● **EXERCISE BRIEF**: Using the records below, report how many lines hold "type", with no extra text.

● **Records from a collection of figures**:
────────────────────────────────────────

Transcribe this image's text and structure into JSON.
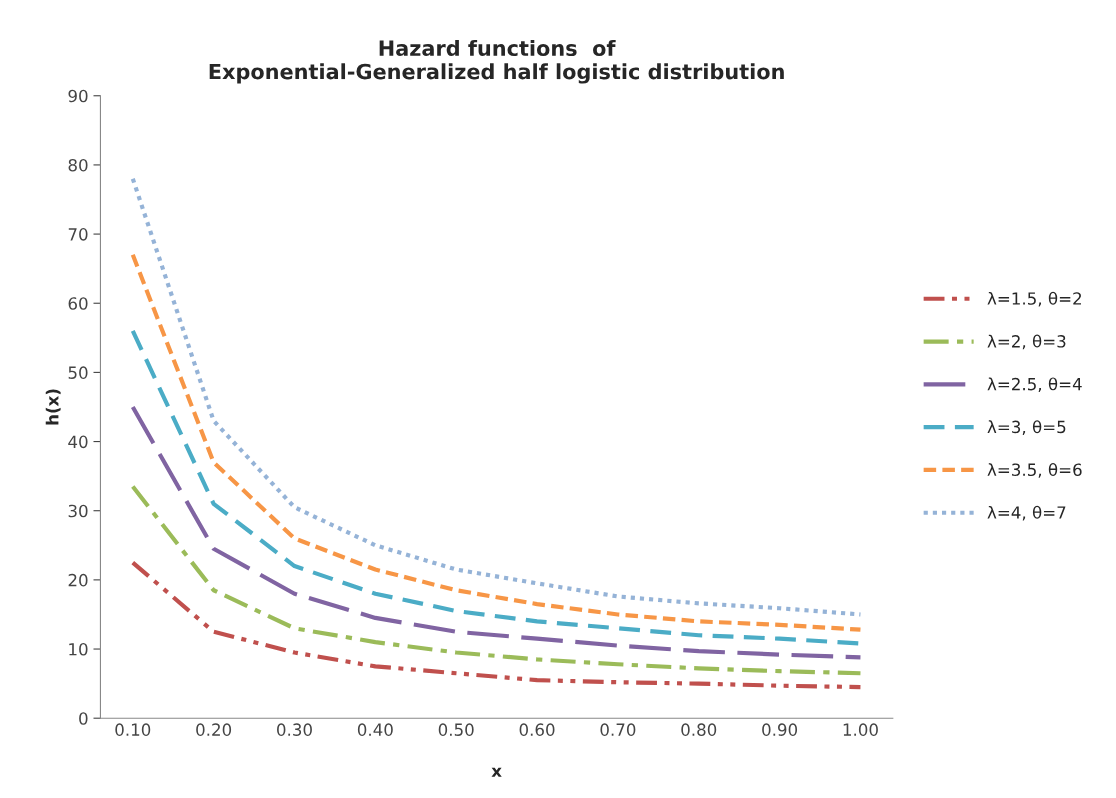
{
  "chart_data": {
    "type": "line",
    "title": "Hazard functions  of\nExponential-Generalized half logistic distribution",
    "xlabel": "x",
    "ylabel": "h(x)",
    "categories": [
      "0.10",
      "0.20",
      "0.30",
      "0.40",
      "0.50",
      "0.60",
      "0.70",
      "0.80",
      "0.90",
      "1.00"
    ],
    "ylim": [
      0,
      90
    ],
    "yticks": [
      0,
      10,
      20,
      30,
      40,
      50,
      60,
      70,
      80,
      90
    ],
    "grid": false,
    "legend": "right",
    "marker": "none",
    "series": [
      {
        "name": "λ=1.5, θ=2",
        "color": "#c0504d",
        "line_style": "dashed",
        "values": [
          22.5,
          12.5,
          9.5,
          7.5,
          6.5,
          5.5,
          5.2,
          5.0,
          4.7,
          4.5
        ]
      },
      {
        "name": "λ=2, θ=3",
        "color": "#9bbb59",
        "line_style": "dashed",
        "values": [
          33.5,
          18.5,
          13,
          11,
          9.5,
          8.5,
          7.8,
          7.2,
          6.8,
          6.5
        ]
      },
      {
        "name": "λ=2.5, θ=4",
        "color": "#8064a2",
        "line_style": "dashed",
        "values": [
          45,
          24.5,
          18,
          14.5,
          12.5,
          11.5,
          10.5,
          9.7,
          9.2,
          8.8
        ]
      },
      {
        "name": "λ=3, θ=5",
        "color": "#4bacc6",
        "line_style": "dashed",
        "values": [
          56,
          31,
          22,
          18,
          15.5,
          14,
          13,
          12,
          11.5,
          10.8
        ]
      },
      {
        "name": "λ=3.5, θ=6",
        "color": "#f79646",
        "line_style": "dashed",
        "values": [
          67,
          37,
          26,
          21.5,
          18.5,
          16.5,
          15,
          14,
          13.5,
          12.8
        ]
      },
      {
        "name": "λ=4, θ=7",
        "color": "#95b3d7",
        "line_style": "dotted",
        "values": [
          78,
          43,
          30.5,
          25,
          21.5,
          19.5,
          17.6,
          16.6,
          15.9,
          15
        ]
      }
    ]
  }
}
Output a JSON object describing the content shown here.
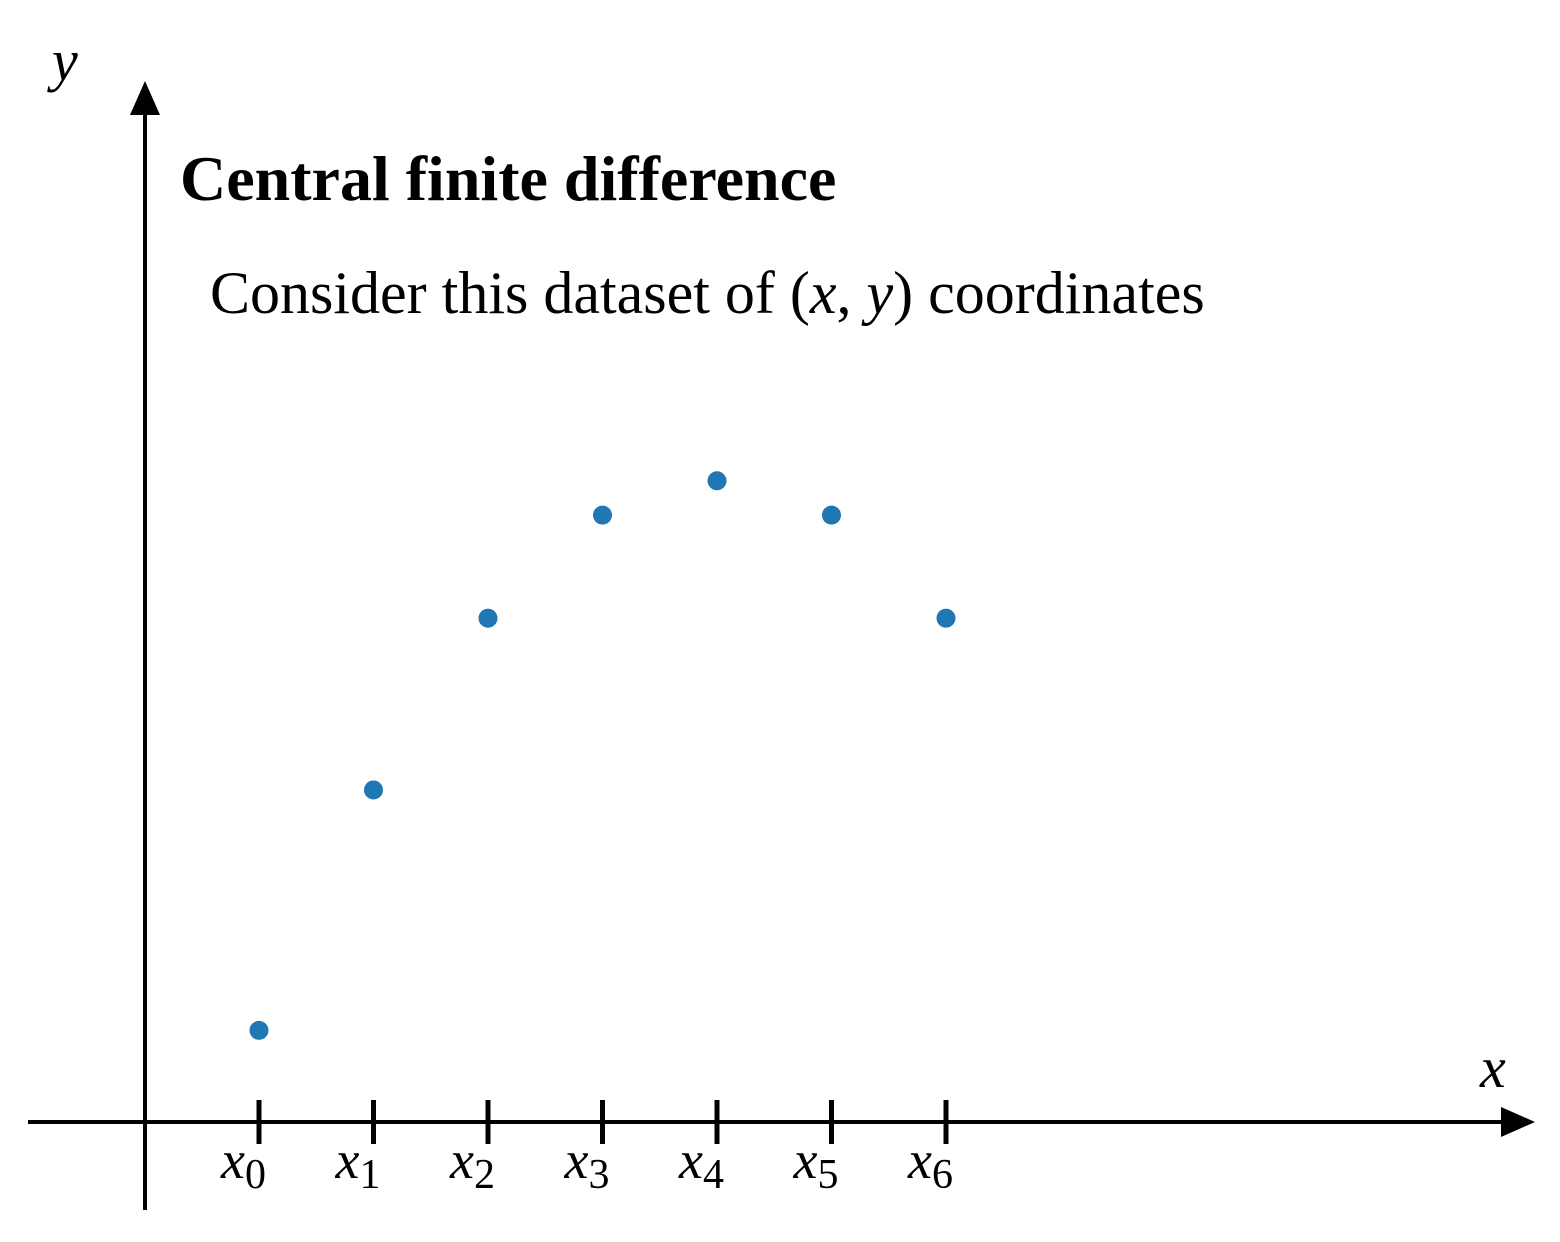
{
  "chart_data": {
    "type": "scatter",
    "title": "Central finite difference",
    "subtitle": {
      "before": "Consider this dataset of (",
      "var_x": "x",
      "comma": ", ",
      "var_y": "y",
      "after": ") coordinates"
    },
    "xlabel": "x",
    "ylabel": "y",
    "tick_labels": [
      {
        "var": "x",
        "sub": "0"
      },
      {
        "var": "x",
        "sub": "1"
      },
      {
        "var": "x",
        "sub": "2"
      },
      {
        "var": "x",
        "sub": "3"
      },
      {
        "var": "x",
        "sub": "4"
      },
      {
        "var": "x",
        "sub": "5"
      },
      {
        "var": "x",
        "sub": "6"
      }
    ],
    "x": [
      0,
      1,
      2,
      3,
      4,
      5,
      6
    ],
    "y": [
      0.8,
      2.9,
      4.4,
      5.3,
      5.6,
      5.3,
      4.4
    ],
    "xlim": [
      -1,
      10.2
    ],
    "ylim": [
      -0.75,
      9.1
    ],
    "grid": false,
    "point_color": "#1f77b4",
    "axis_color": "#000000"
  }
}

────────────────────────────────────────

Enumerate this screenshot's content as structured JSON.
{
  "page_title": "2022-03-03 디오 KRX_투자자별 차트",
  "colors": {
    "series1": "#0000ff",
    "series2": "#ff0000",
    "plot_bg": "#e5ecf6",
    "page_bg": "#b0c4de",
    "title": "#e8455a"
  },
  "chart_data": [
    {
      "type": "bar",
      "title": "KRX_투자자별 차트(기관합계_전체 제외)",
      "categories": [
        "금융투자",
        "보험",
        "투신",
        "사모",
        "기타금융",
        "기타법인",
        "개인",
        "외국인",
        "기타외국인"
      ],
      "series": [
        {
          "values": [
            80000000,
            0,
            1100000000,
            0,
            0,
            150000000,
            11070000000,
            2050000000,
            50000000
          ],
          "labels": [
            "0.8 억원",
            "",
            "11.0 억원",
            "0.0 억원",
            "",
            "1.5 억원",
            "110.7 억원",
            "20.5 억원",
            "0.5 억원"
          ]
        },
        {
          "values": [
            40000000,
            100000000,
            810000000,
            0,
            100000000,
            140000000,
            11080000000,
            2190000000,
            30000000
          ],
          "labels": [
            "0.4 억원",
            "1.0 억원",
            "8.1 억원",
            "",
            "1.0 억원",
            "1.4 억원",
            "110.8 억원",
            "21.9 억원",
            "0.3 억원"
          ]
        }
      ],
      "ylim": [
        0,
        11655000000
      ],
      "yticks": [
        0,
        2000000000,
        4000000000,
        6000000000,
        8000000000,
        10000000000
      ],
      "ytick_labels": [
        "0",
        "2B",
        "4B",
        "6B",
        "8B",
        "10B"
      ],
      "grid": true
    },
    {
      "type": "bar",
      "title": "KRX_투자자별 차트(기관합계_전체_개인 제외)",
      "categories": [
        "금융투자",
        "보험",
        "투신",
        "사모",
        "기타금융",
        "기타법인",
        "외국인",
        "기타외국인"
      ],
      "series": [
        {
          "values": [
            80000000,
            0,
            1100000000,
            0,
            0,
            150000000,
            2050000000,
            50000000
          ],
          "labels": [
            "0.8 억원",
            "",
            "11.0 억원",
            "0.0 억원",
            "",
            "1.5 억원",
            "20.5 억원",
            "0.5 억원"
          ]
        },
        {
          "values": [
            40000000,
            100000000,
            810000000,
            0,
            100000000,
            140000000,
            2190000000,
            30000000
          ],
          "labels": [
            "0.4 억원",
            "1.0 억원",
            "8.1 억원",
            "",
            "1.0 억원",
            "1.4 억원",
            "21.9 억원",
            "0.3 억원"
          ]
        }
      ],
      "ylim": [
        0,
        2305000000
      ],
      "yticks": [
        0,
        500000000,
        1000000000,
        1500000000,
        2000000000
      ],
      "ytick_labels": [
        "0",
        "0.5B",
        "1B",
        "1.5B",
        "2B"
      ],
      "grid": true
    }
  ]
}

────────────────────────────────────────

● **SOLUTION TO THE PROBLEM**: 4